EXERCISE =>
Return the full material exactly.
§
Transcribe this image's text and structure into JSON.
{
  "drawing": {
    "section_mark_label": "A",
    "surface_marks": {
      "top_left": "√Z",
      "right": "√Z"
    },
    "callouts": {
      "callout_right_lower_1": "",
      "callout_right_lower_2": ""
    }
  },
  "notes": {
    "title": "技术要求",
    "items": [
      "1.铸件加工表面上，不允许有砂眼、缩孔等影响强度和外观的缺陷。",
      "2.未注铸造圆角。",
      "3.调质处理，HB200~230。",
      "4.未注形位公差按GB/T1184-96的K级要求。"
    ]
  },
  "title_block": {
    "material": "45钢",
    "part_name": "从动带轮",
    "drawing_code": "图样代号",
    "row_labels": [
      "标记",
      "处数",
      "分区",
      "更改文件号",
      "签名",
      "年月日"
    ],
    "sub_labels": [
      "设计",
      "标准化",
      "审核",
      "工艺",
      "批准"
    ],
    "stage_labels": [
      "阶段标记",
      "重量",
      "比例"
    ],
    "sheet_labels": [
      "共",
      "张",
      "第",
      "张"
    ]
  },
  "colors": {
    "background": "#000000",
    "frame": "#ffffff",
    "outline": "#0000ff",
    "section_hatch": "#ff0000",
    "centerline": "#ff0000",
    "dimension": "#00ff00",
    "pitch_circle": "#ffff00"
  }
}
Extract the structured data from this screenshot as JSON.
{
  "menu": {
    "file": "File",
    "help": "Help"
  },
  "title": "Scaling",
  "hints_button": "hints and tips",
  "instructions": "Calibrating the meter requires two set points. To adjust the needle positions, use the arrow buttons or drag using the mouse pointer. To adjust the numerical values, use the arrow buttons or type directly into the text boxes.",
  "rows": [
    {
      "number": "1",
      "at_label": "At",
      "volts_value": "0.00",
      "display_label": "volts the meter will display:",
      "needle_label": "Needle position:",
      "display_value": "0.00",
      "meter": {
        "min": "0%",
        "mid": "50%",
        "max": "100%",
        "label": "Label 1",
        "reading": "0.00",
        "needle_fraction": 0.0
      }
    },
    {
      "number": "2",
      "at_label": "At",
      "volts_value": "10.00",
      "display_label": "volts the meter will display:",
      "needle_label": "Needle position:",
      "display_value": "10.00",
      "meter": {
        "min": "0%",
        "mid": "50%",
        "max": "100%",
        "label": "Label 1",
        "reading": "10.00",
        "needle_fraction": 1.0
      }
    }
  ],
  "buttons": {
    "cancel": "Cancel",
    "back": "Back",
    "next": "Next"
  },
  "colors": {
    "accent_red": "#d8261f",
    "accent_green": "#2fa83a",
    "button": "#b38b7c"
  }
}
§
SOLVED EXERCISE =>
Transcribe this image's text and structure into JSON.
{
  "drawing": {
    "section_mark_label": "A",
    "surface_marks": {
      "top_left": "√Z",
      "right": "√Z"
    },
    "callouts": {
      "callout_right_lower_1": "",
      "callout_right_lower_2": ""
    }
  },
  "notes": {
    "title": "技术要求",
    "items": [
      "1.铸件加工表面上，不允许有砂眼、缩孔等影响强度和外观的缺陷。",
      "2.未注铸造圆角。",
      "3.调质处理，HB200~230。",
      "4.未注形位公差按GB/T1184-96的K级要求。"
    ]
  },
  "title_block": {
    "material": "45钢",
    "part_name": "从动带轮",
    "drawing_code": "图样代号",
    "row_labels": [
      "标记",
      "处数",
      "分区",
      "更改文件号",
      "签名",
      "年月日"
    ],
    "sub_labels": [
      "设计",
      "标准化",
      "审核",
      "工艺",
      "批准"
    ],
    "stage_labels": [
      "阶段标记",
      "重量",
      "比例"
    ],
    "sheet_labels": [
      "共",
      "张",
      "第",
      "张"
    ]
  },
  "colors": {
    "background": "#000000",
    "frame": "#ffffff",
    "outline": "#0000ff",
    "section_hatch": "#ff0000",
    "centerline": "#ff0000",
    "dimension": "#00ff00",
    "pitch_circle": "#ffff00"
  }
}
Extract the structured data from this screenshot as JSON.
{
  "menu": {
    "file": "File",
    "help": "Help"
  },
  "title": "Scaling",
  "hints_button": "hints and tips",
  "instructions": "Calibrating the meter requires two set points. To adjust the needle positions, use the arrow buttons or drag using the mouse pointer. To adjust the numerical values, use the arrow buttons or type directly into the text boxes.",
  "rows": [
    {
      "number": "1",
      "at_label": "At",
      "volts_value": "0.00",
      "display_label": "volts the meter will display:",
      "needle_label": "Needle position:",
      "display_value": "0.00",
      "meter": {
        "min": "0%",
        "mid": "50%",
        "max": "100%",
        "label": "Label 1",
        "reading": "0.00",
        "needle_fraction": 0.0
      }
    },
    {
      "number": "2",
      "at_label": "At",
      "volts_value": "10.00",
      "display_label": "volts the meter will display:",
      "needle_label": "Needle position:",
      "display_value": "10.00",
      "meter": {
        "min": "0%",
        "mid": "50%",
        "max": "100%",
        "label": "Label 1",
        "reading": "10.00",
        "needle_fraction": 1.0
      }
    }
  ],
  "buttons": {
    "cancel": "Cancel",
    "back": "Back",
    "next": "Next"
  },
  "colors": {
    "accent_red": "#d8261f",
    "accent_green": "#2fa83a",
    "button": "#b38b7c"
  }
}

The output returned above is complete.